§ **Written exercise**
Skip any picture you find and retype all the remaining lines exactly.

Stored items
▬▬▬▬▬▬

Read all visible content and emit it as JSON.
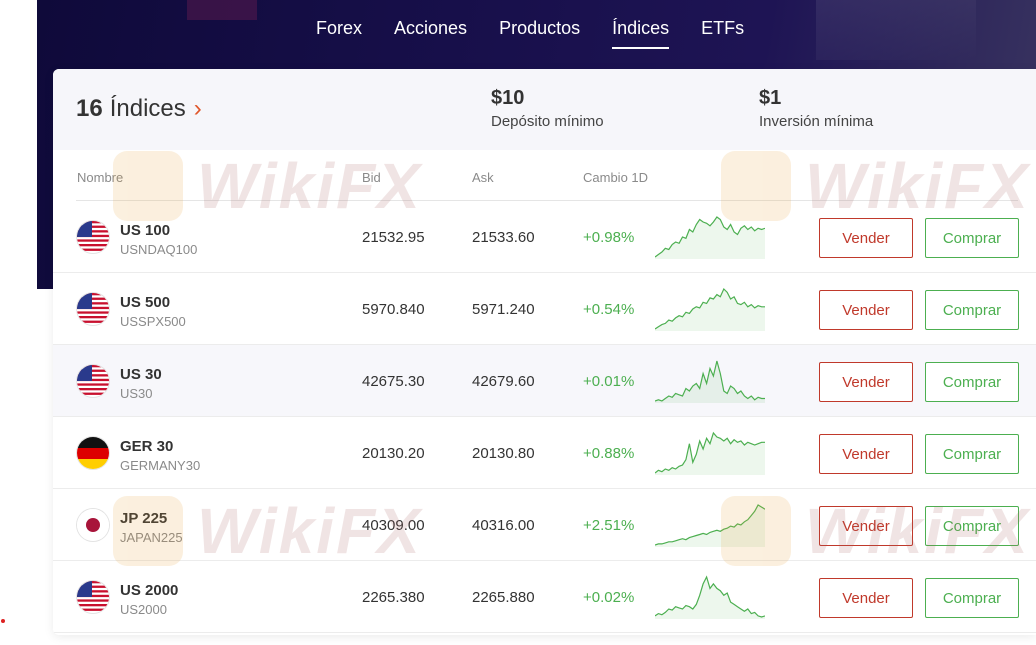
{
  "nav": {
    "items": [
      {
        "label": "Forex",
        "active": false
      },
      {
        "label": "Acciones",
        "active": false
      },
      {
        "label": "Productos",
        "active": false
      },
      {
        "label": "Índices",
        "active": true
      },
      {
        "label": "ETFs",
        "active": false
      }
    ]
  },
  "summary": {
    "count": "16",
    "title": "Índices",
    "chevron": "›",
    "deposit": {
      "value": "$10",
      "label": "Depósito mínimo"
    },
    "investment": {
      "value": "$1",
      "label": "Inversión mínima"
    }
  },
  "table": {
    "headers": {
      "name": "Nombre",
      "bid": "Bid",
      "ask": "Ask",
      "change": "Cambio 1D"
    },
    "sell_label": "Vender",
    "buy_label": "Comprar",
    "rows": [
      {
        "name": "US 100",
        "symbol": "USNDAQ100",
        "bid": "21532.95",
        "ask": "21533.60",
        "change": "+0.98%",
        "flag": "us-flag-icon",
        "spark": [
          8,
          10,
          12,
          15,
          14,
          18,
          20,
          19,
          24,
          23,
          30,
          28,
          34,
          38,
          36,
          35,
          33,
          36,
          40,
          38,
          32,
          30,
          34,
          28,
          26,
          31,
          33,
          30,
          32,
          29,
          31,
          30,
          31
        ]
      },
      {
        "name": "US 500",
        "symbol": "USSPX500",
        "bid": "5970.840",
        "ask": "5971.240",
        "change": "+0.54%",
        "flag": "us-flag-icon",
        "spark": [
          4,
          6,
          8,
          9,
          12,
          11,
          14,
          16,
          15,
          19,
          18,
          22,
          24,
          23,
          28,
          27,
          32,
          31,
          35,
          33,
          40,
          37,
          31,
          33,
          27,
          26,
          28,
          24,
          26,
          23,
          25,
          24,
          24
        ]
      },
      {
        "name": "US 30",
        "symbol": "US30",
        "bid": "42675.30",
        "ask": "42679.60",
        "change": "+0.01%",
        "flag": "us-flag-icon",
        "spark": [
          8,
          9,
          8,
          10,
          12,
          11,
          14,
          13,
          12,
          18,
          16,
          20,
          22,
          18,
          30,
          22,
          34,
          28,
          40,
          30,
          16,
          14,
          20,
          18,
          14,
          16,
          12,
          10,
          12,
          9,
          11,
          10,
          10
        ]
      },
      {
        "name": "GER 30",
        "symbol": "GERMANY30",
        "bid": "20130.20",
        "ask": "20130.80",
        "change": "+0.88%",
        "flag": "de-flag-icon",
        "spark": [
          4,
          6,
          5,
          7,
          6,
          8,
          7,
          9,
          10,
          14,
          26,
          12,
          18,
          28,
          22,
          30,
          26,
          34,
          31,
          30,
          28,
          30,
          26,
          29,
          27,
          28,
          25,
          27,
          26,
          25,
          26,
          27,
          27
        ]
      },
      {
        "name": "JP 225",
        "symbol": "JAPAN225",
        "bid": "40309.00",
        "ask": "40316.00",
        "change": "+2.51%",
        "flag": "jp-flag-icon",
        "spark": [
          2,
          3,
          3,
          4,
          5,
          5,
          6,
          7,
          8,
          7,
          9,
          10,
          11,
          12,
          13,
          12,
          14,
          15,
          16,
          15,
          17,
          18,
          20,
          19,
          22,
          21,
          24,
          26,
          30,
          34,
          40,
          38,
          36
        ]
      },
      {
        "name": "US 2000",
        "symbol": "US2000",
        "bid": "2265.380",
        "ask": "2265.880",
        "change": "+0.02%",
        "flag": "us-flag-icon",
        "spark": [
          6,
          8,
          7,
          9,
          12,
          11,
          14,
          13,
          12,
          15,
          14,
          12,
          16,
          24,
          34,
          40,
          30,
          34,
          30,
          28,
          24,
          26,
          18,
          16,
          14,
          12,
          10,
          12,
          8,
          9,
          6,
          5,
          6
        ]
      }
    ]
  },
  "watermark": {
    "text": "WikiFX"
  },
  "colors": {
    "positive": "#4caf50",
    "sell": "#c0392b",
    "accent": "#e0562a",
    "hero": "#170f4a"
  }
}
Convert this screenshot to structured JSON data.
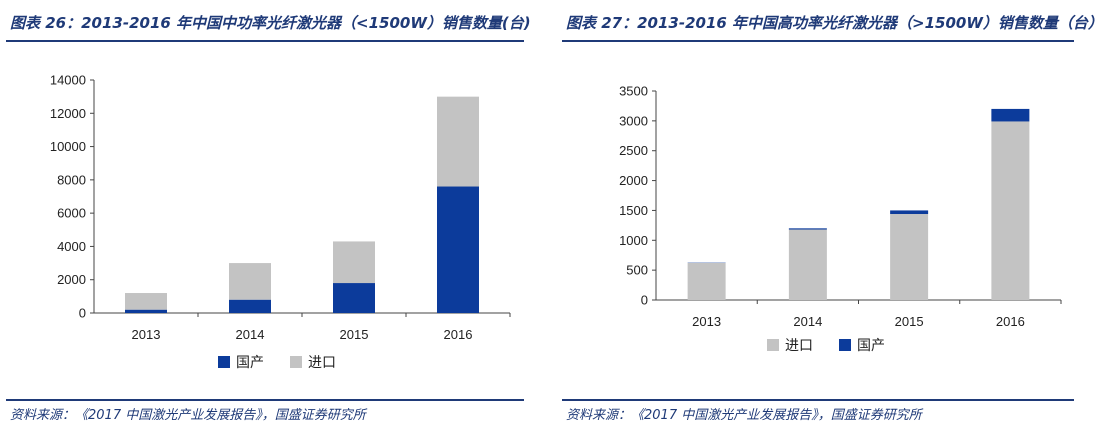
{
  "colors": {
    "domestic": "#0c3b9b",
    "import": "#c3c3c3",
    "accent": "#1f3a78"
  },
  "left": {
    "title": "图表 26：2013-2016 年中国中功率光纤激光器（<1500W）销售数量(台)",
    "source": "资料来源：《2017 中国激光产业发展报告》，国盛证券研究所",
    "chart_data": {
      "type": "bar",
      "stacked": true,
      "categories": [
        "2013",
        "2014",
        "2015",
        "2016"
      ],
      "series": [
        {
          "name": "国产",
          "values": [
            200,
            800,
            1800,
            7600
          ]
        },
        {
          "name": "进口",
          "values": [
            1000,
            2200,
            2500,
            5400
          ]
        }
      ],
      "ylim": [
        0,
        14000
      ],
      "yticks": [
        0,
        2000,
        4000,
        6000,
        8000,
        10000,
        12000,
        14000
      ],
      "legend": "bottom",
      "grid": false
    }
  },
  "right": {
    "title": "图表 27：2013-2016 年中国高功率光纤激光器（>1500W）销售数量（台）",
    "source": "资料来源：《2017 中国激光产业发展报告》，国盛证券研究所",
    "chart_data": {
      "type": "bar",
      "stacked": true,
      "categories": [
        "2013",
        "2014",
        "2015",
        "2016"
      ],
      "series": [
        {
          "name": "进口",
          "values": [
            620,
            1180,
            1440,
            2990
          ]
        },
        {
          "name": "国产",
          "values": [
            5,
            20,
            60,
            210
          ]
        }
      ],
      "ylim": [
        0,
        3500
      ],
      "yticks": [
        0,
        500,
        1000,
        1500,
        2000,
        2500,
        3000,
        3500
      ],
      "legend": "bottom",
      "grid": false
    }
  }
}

▬▬▬▬▬▬

§ **Output for this exercise**
Read all visible content and emit it as JSON.
{
  "nav": {
    "items": [
      {
        "label": "Forex",
        "active": false
      },
      {
        "label": "Acciones",
        "active": false
      },
      {
        "label": "Productos",
        "active": false
      },
      {
        "label": "Índices",
        "active": true
      },
      {
        "label": "ETFs",
        "active": false
      }
    ]
  },
  "summary": {
    "count": "16",
    "title": "Índices",
    "chevron": "›",
    "deposit": {
      "value": "$10",
      "label": "Depósito mínimo"
    },
    "investment": {
      "value": "$1",
      "label": "Inversión mínima"
    }
  },
  "table": {
    "headers": {
      "name": "Nombre",
      "bid": "Bid",
      "ask": "Ask",
      "change": "Cambio 1D"
    },
    "sell_label": "Vender",
    "buy_label": "Comprar",
    "rows": [
      {
        "name": "US 100",
        "symbol": "USNDAQ100",
        "bid": "21532.95",
        "ask": "21533.60",
        "change": "+0.98%",
        "flag": "us-flag-icon",
        "spark": [
          8,
          10,
          12,
          15,
          14,
          18,
          20,
          19,
          24,
          23,
          30,
          28,
          34,
          38,
          36,
          35,
          33,
          36,
          40,
          38,
          32,
          30,
          34,
          28,
          26,
          31,
          33,
          30,
          32,
          29,
          31,
          30,
          31
        ]
      },
      {
        "name": "US 500",
        "symbol": "USSPX500",
        "bid": "5970.840",
        "ask": "5971.240",
        "change": "+0.54%",
        "flag": "us-flag-icon",
        "spark": [
          4,
          6,
          8,
          9,
          12,
          11,
          14,
          16,
          15,
          19,
          18,
          22,
          24,
          23,
          28,
          27,
          32,
          31,
          35,
          33,
          40,
          37,
          31,
          33,
          27,
          26,
          28,
          24,
          26,
          23,
          25,
          24,
          24
        ]
      },
      {
        "name": "US 30",
        "symbol": "US30",
        "bid": "42675.30",
        "ask": "42679.60",
        "change": "+0.01%",
        "flag": "us-flag-icon",
        "spark": [
          8,
          9,
          8,
          10,
          12,
          11,
          14,
          13,
          12,
          18,
          16,
          20,
          22,
          18,
          30,
          22,
          34,
          28,
          40,
          30,
          16,
          14,
          20,
          18,
          14,
          16,
          12,
          10,
          12,
          9,
          11,
          10,
          10
        ]
      },
      {
        "name": "GER 30",
        "symbol": "GERMANY30",
        "bid": "20130.20",
        "ask": "20130.80",
        "change": "+0.88%",
        "flag": "de-flag-icon",
        "spark": [
          4,
          6,
          5,
          7,
          6,
          8,
          7,
          9,
          10,
          14,
          26,
          12,
          18,
          28,
          22,
          30,
          26,
          34,
          31,
          30,
          28,
          30,
          26,
          29,
          27,
          28,
          25,
          27,
          26,
          25,
          26,
          27,
          27
        ]
      },
      {
        "name": "JP 225",
        "symbol": "JAPAN225",
        "bid": "40309.00",
        "ask": "40316.00",
        "change": "+2.51%",
        "flag": "jp-flag-icon",
        "spark": [
          2,
          3,
          3,
          4,
          5,
          5,
          6,
          7,
          8,
          7,
          9,
          10,
          11,
          12,
          13,
          12,
          14,
          15,
          16,
          15,
          17,
          18,
          20,
          19,
          22,
          21,
          24,
          26,
          30,
          34,
          40,
          38,
          36
        ]
      },
      {
        "name": "US 2000",
        "symbol": "US2000",
        "bid": "2265.380",
        "ask": "2265.880",
        "change": "+0.02%",
        "flag": "us-flag-icon",
        "spark": [
          6,
          8,
          7,
          9,
          12,
          11,
          14,
          13,
          12,
          15,
          14,
          12,
          16,
          24,
          34,
          40,
          30,
          34,
          30,
          28,
          24,
          26,
          18,
          16,
          14,
          12,
          10,
          12,
          8,
          9,
          6,
          5,
          6
        ]
      }
    ]
  },
  "watermark": {
    "text": "WikiFX"
  },
  "colors": {
    "positive": "#4caf50",
    "sell": "#c0392b",
    "accent": "#e0562a",
    "hero": "#170f4a"
  }
}
Convert this screenshot to structured JSON data.
{
  "colors": {
    "domestic": "#0c3b9b",
    "import": "#c3c3c3",
    "accent": "#1f3a78"
  },
  "left": {
    "title": "图表 26：2013-2016 年中国中功率光纤激光器（<1500W）销售数量(台)",
    "source": "资料来源：《2017 中国激光产业发展报告》，国盛证券研究所",
    "chart_data": {
      "type": "bar",
      "stacked": true,
      "categories": [
        "2013",
        "2014",
        "2015",
        "2016"
      ],
      "series": [
        {
          "name": "国产",
          "values": [
            200,
            800,
            1800,
            7600
          ]
        },
        {
          "name": "进口",
          "values": [
            1000,
            2200,
            2500,
            5400
          ]
        }
      ],
      "ylim": [
        0,
        14000
      ],
      "yticks": [
        0,
        2000,
        4000,
        6000,
        8000,
        10000,
        12000,
        14000
      ],
      "legend": "bottom",
      "grid": false
    }
  },
  "right": {
    "title": "图表 27：2013-2016 年中国高功率光纤激光器（>1500W）销售数量（台）",
    "source": "资料来源：《2017 中国激光产业发展报告》，国盛证券研究所",
    "chart_data": {
      "type": "bar",
      "stacked": true,
      "categories": [
        "2013",
        "2014",
        "2015",
        "2016"
      ],
      "series": [
        {
          "name": "进口",
          "values": [
            620,
            1180,
            1440,
            2990
          ]
        },
        {
          "name": "国产",
          "values": [
            5,
            20,
            60,
            210
          ]
        }
      ],
      "ylim": [
        0,
        3500
      ],
      "yticks": [
        0,
        500,
        1000,
        1500,
        2000,
        2500,
        3000,
        3500
      ],
      "legend": "bottom",
      "grid": false
    }
  }
}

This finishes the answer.